Short task:
Extract and list every line that contains the word "badge".

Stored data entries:
▶
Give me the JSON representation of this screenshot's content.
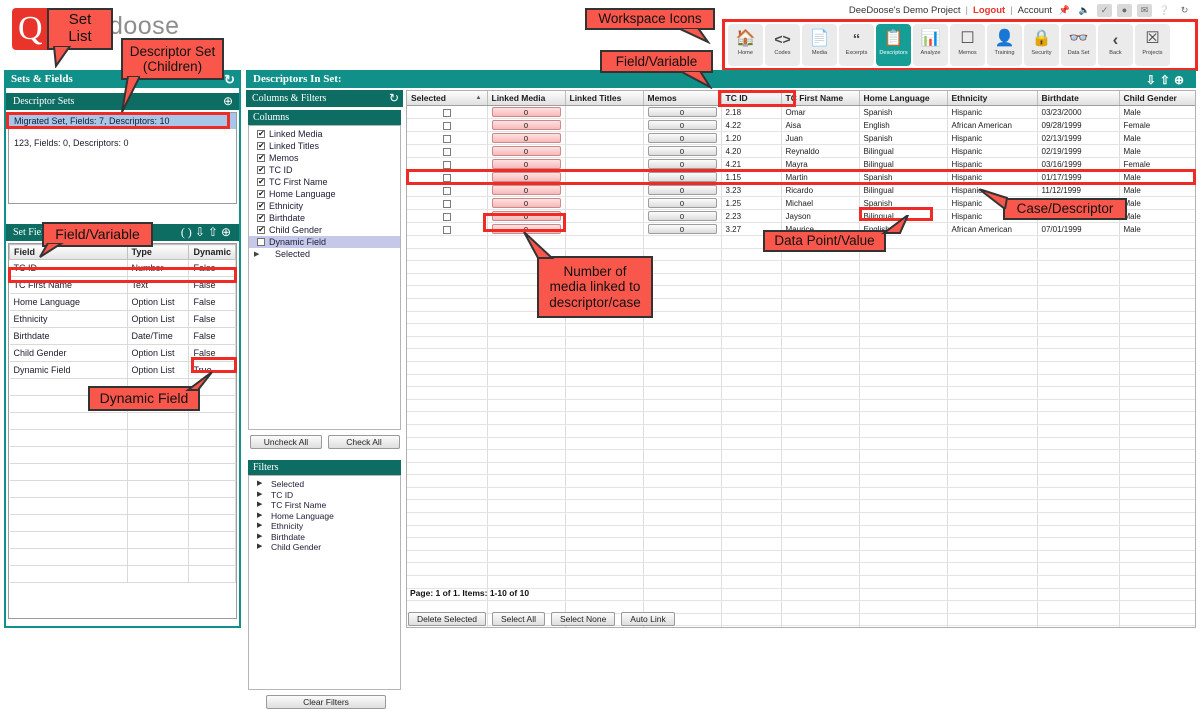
{
  "app": {
    "logo_text": "Dedoose",
    "logo_sub": "",
    "logo_glyph": "Q"
  },
  "account_bar": {
    "project": "DeeDoose's Demo Project",
    "separator": "|",
    "logout": "Logout",
    "account": "Account",
    "icons": [
      "pin-icon",
      "speaker-icon",
      "check-badge-icon",
      "bug-badge-icon",
      "mail-badge-icon",
      "help-icon",
      "refresh-icon"
    ]
  },
  "workspace": {
    "items": [
      {
        "label": "Home",
        "icon": "home-icon",
        "active": false
      },
      {
        "label": "Codes",
        "icon": "code-brackets-icon",
        "active": false
      },
      {
        "label": "Media",
        "icon": "media-document-icon",
        "active": false
      },
      {
        "label": "Excerpts",
        "icon": "quote-icon",
        "active": false
      },
      {
        "label": "Descriptors",
        "icon": "clipboard-icon",
        "active": true
      },
      {
        "label": "Analyze",
        "icon": "bar-chart-icon",
        "active": false
      },
      {
        "label": "Memos",
        "icon": "memo-icon",
        "active": false
      },
      {
        "label": "Training",
        "icon": "person-icon",
        "active": false
      },
      {
        "label": "Security",
        "icon": "lock-icon",
        "active": false
      },
      {
        "label": "Data Set",
        "icon": "glasses-icon",
        "active": false
      },
      {
        "label": "Back",
        "icon": "chevron-left-icon",
        "active": false
      },
      {
        "label": "Projects",
        "icon": "projects-box-icon",
        "active": false
      }
    ]
  },
  "left_panel": {
    "title": "Sets & Fields",
    "refresh_icon": "refresh-icon",
    "descriptor_sets": {
      "title": "Descriptor Sets",
      "add_icon": "plus-circle-icon",
      "rows": [
        {
          "label": "Migrated Set, Fields: 7, Descriptors: 10",
          "selected": true
        },
        {
          "label": "123, Fields: 0, Descriptors: 0",
          "selected": false
        }
      ]
    },
    "set_fields": {
      "title": "Set Fields",
      "icons": [
        "parens-icon",
        "download-icon",
        "upload-icon",
        "plus-circle-icon"
      ],
      "columns": [
        "Field",
        "Type",
        "Dynamic"
      ],
      "rows": [
        [
          "TC ID",
          "Number",
          "False"
        ],
        [
          "TC First Name",
          "Text",
          "False"
        ],
        [
          "Home Language",
          "Option List",
          "False"
        ],
        [
          "Ethnicity",
          "Option List",
          "False"
        ],
        [
          "Birthdate",
          "Date/Time",
          "False"
        ],
        [
          "Child Gender",
          "Option List",
          "False"
        ],
        [
          "Dynamic Field",
          "Option List",
          "True"
        ]
      ]
    }
  },
  "descriptors_panel": {
    "title": "Descriptors In Set:",
    "icons": [
      "download-icon",
      "upload-icon",
      "plus-circle-icon"
    ]
  },
  "columns_filters": {
    "title": "Columns & Filters",
    "refresh_icon": "refresh-icon",
    "columns_title": "Columns",
    "columns": [
      {
        "label": "Linked Media",
        "checked": true,
        "selected": false
      },
      {
        "label": "Linked Titles",
        "checked": true,
        "selected": false
      },
      {
        "label": "Memos",
        "checked": true,
        "selected": false
      },
      {
        "label": "TC ID",
        "checked": true,
        "selected": false
      },
      {
        "label": "TC First Name",
        "checked": true,
        "selected": false
      },
      {
        "label": "Home Language",
        "checked": true,
        "selected": false
      },
      {
        "label": "Ethnicity",
        "checked": true,
        "selected": false
      },
      {
        "label": "Birthdate",
        "checked": true,
        "selected": false
      },
      {
        "label": "Child Gender",
        "checked": true,
        "selected": false
      },
      {
        "label": "Dynamic Field",
        "checked": false,
        "selected": true
      }
    ],
    "tree_item": "Selected",
    "uncheck_all": "Uncheck All",
    "check_all": "Check All",
    "filters_title": "Filters",
    "filters": [
      "Selected",
      "TC ID",
      "TC First Name",
      "Home Language",
      "Ethnicity",
      "Birthdate",
      "Child Gender"
    ],
    "clear_filters": "Clear Filters"
  },
  "table": {
    "columns": [
      "Selected",
      "Linked Media",
      "Linked Titles",
      "Memos",
      "TC ID",
      "TC First Name",
      "Home Language",
      "Ethnicity",
      "Birthdate",
      "Child Gender"
    ],
    "sorted_column": "Selected",
    "sort_direction": "asc",
    "rows": [
      {
        "selected": false,
        "linked_media": "0",
        "linked_titles": "",
        "memos": "0",
        "tc_id": "2.18",
        "first_name": "Omar",
        "home_language": "Spanish",
        "ethnicity": "Hispanic",
        "birthdate": "03/23/2000",
        "gender": "Male"
      },
      {
        "selected": false,
        "linked_media": "0",
        "linked_titles": "",
        "memos": "0",
        "tc_id": "4.22",
        "first_name": "Aisa",
        "home_language": "English",
        "ethnicity": "African American",
        "birthdate": "09/28/1999",
        "gender": "Female"
      },
      {
        "selected": false,
        "linked_media": "0",
        "linked_titles": "",
        "memos": "0",
        "tc_id": "1.20",
        "first_name": "Juan",
        "home_language": "Spanish",
        "ethnicity": "Hispanic",
        "birthdate": "02/13/1999",
        "gender": "Male"
      },
      {
        "selected": false,
        "linked_media": "0",
        "linked_titles": "",
        "memos": "0",
        "tc_id": "4.20",
        "first_name": "Reynaldo",
        "home_language": "Bilingual",
        "ethnicity": "Hispanic",
        "birthdate": "02/19/1999",
        "gender": "Male"
      },
      {
        "selected": false,
        "linked_media": "0",
        "linked_titles": "",
        "memos": "0",
        "tc_id": "4.21",
        "first_name": "Mayra",
        "home_language": "Bilingual",
        "ethnicity": "Hispanic",
        "birthdate": "03/16/1999",
        "gender": "Female"
      },
      {
        "selected": false,
        "linked_media": "0",
        "linked_titles": "",
        "memos": "0",
        "tc_id": "1.15",
        "first_name": "Martin",
        "home_language": "Spanish",
        "ethnicity": "Hispanic",
        "birthdate": "01/17/1999",
        "gender": "Male"
      },
      {
        "selected": false,
        "linked_media": "0",
        "linked_titles": "",
        "memos": "0",
        "tc_id": "3.23",
        "first_name": "Ricardo",
        "home_language": "Bilingual",
        "ethnicity": "Hispanic",
        "birthdate": "11/12/1999",
        "gender": "Male"
      },
      {
        "selected": false,
        "linked_media": "0",
        "linked_titles": "",
        "memos": "0",
        "tc_id": "1.25",
        "first_name": "Michael",
        "home_language": "Spanish",
        "ethnicity": "Hispanic",
        "birthdate": "",
        "gender": "Male"
      },
      {
        "selected": false,
        "linked_media": "0",
        "linked_titles": "",
        "memos": "0",
        "tc_id": "2.23",
        "first_name": "Jayson",
        "home_language": "Bilingual",
        "ethnicity": "Hispanic",
        "birthdate": "",
        "gender": "Male"
      },
      {
        "selected": false,
        "linked_media": "0",
        "linked_titles": "",
        "memos": "0",
        "tc_id": "3.27",
        "first_name": "Maurice",
        "home_language": "English",
        "ethnicity": "African American",
        "birthdate": "07/01/1999",
        "gender": "Male"
      }
    ],
    "page_info": "Page: 1 of 1. Items: 1-10 of 10",
    "buttons": [
      "Delete Selected",
      "Select All",
      "Select None",
      "Auto Link"
    ]
  },
  "annotations": [
    {
      "id": "set-list",
      "text": "Set\nList"
    },
    {
      "id": "descriptor-set-children",
      "text": "Descriptor Set\n(Children)"
    },
    {
      "id": "field-variable-left",
      "text": "Field/Variable"
    },
    {
      "id": "dynamic-field",
      "text": "Dynamic Field"
    },
    {
      "id": "workspace-icons",
      "text": "Workspace Icons"
    },
    {
      "id": "field-variable-top",
      "text": "Field/Variable"
    },
    {
      "id": "case-descriptor",
      "text": "Case/Descriptor"
    },
    {
      "id": "data-point-value",
      "text": "Data Point/Value"
    },
    {
      "id": "number-of-media",
      "text": "Number of\nmedia linked to\ndescriptor/case"
    }
  ],
  "colors": {
    "brand_red": "#e8342a",
    "teal_header": "#109088",
    "teal_dark": "#0d6d63",
    "annotation_fill": "#f9574c",
    "annotation_border": "#ee2b24"
  }
}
◀
Result of this task:
      "check-badge-icon",
      "bug-badge-icon",
      "mail-badge-icon",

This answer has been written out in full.